— Problem details —
Everything from the line holding "Read this page and output its text content." to the end of the listing below should be copied exactly, line for line, minus the pictures.

— Dataset entries —
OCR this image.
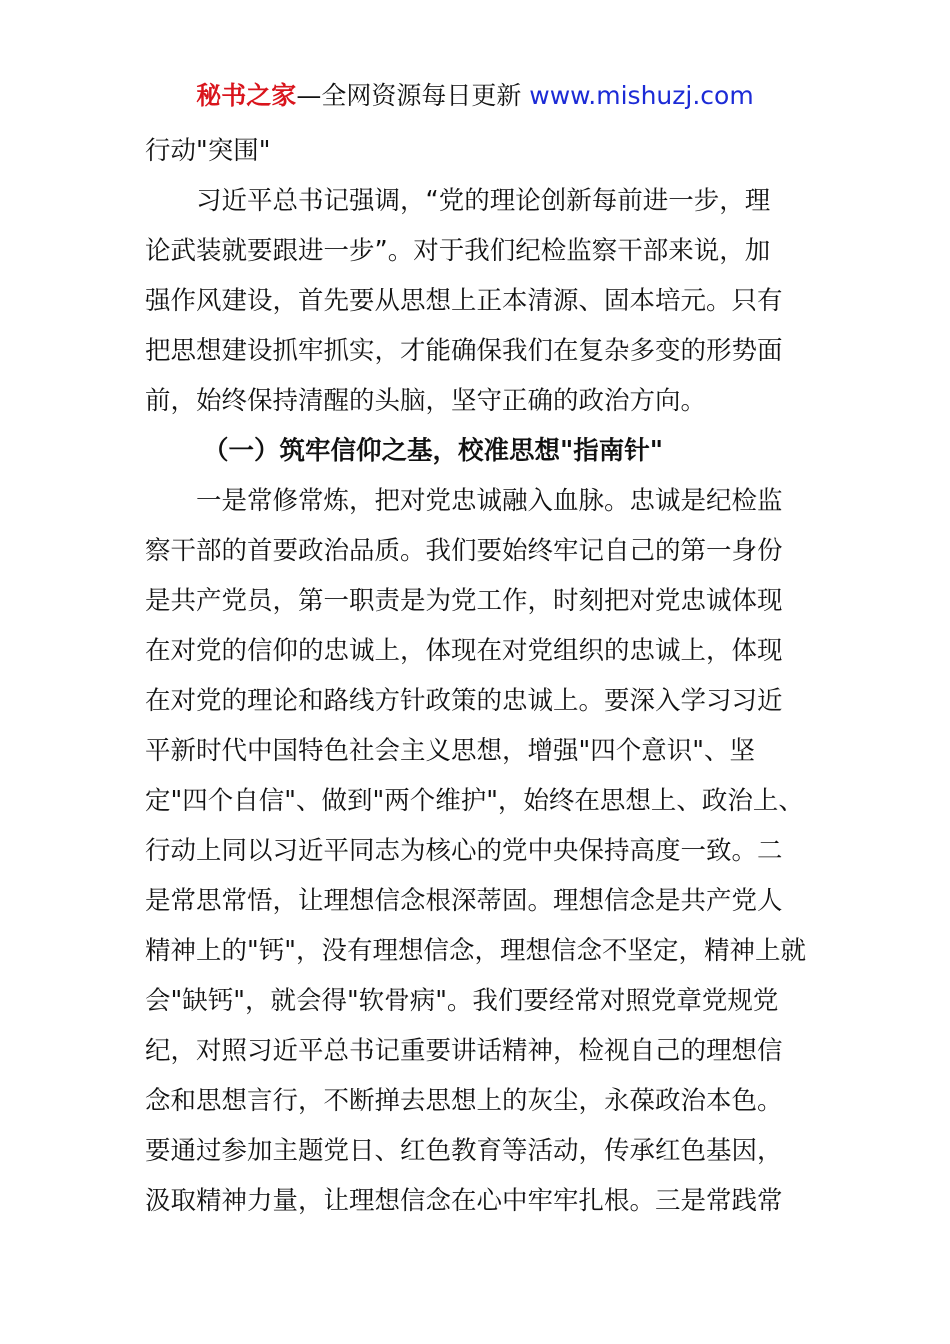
秘书之家—全网资源每日更新 www.mishuzj.com

行动"突围"

习近平总书记强调，“党的理论创新每前进一步，理
论武装就要跟进一步”。对于我们纪检监察干部来说，加
强作风建设，首先要从思想上正本清源、固本培元。只有
把思想建设抓牢抓实，才能确保我们在复杂多变的形势面
前，始终保持清醒的头脑，坚守正确的政治方向。

（一）筑牢信仰之基，校准思想"指南针"

一是常修常炼，把对党忠诚融入血脉。忠诚是纪检监
察干部的首要政治品质。我们要始终牢记自己的第一身份
是共产党员，第一职责是为党工作，时刻把对党忠诚体现
在对党的信仰的忠诚上，体现在对党组织的忠诚上，体现
在对党的理论和路线方针政策的忠诚上。要深入学习习近
平新时代中国特色社会主义思想，增强"四个意识"、坚
定"四个自信"、做到"两个维护"，始终在思想上、政治上、
行动上同以习近平同志为核心的党中央保持高度一致。二
是常思常悟，让理想信念根深蒂固。理想信念是共产党人
精神上的"钙"，没有理想信念，理想信念不坚定，精神上就
会"缺钙"，就会得"软骨病"。我们要经常对照党章党规党
纪，对照习近平总书记重要讲话精神，检视自己的理想信
念和思想言行，不断掸去思想上的灰尘，永葆政治本色。
要通过参加主题党日、红色教育等活动，传承红色基因，
汲取精神力量，让理想信念在心中牢牢扎根。三是常践常
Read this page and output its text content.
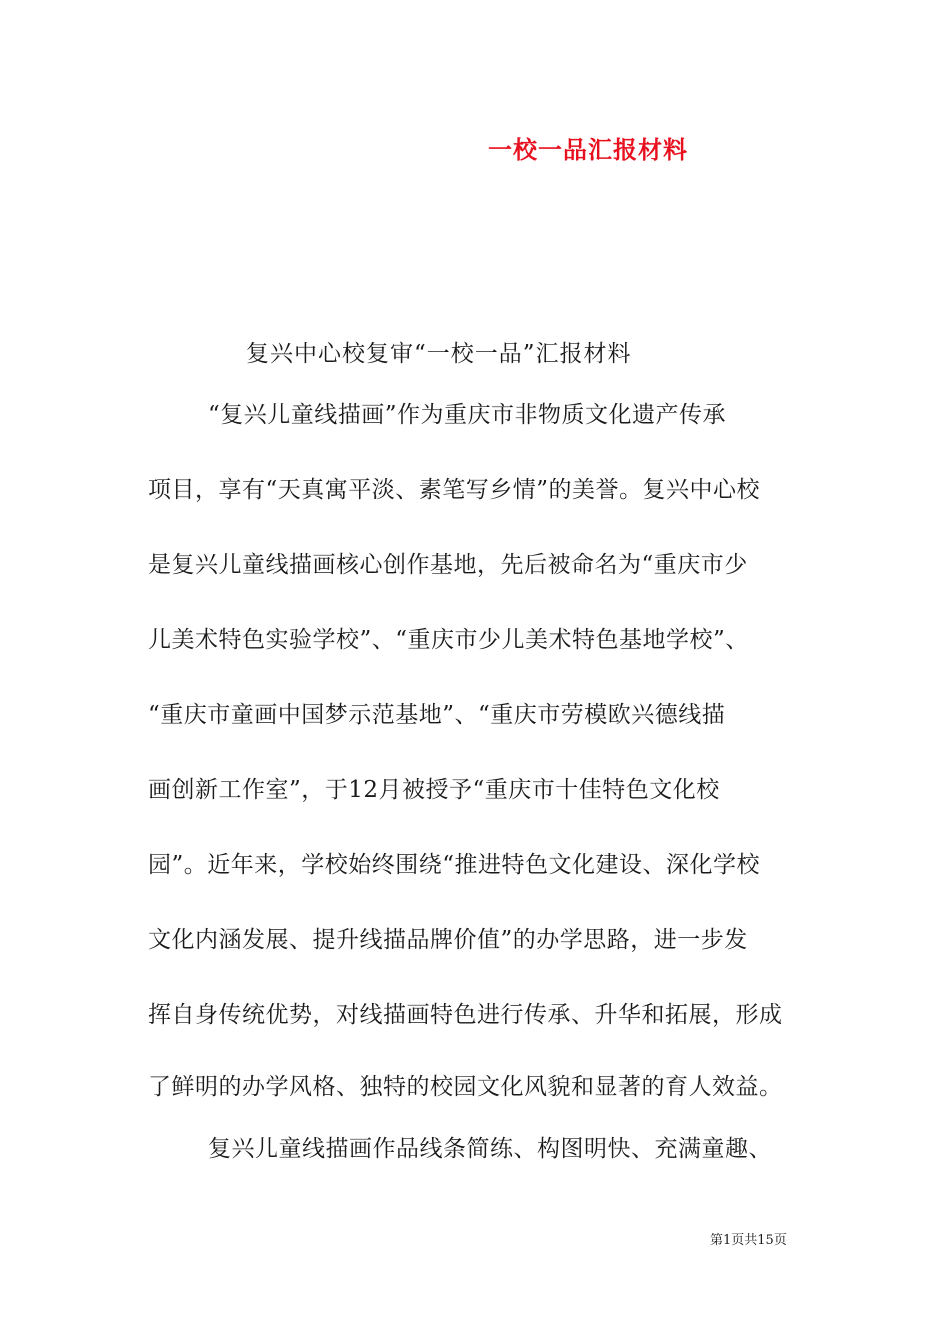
一校一品汇报材料
复兴中心校复审“一校一品”汇报材料
“复兴儿童线描画”作为重庆市非物质文化遗产传承
项目，享有“天真寓平淡、素笔写乡情”的美誉。复兴中心校
是复兴儿童线描画核心创作基地，先后被命名为“重庆市少
儿美术特色实验学校”、“重庆市少儿美术特色基地学校”、
“重庆市童画中国梦示范基地”、“重庆市劳模欧兴德线描
画创新工作室”，于12月被授予“重庆市十佳特色文化校
园”。近年来，学校始终围绕“推进特色文化建设、深化学校
文化内涵发展、提升线描品牌价值”的办学思路，进一步发
挥自身传统优势，对线描画特色进行传承、升华和拓展，形成
了鲜明的办学风格、独特的校园文化风貌和显著的育人效益。
复兴儿童线描画作品线条简练、构图明快、充满童趣、
第1页共15页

— Finished task —
Read this page and output its text content.
一校一品汇报材料
复兴中心校复审“一校一品”汇报材料
“复兴儿童线描画”作为重庆市非物质文化遗产传承
项目，享有“天真寓平淡、素笔写乡情”的美誉。复兴中心校
是复兴儿童线描画核心创作基地，先后被命名为“重庆市少
儿美术特色实验学校”、“重庆市少儿美术特色基地学校”、
“重庆市童画中国梦示范基地”、“重庆市劳模欧兴德线描
画创新工作室”，于12月被授予“重庆市十佳特色文化校
园”。近年来，学校始终围绕“推进特色文化建设、深化学校
文化内涵发展、提升线描品牌价值”的办学思路，进一步发
挥自身传统优势，对线描画特色进行传承、升华和拓展，形成
了鲜明的办学风格、独特的校园文化风貌和显著的育人效益。
复兴儿童线描画作品线条简练、构图明快、充满童趣、
第1页共15页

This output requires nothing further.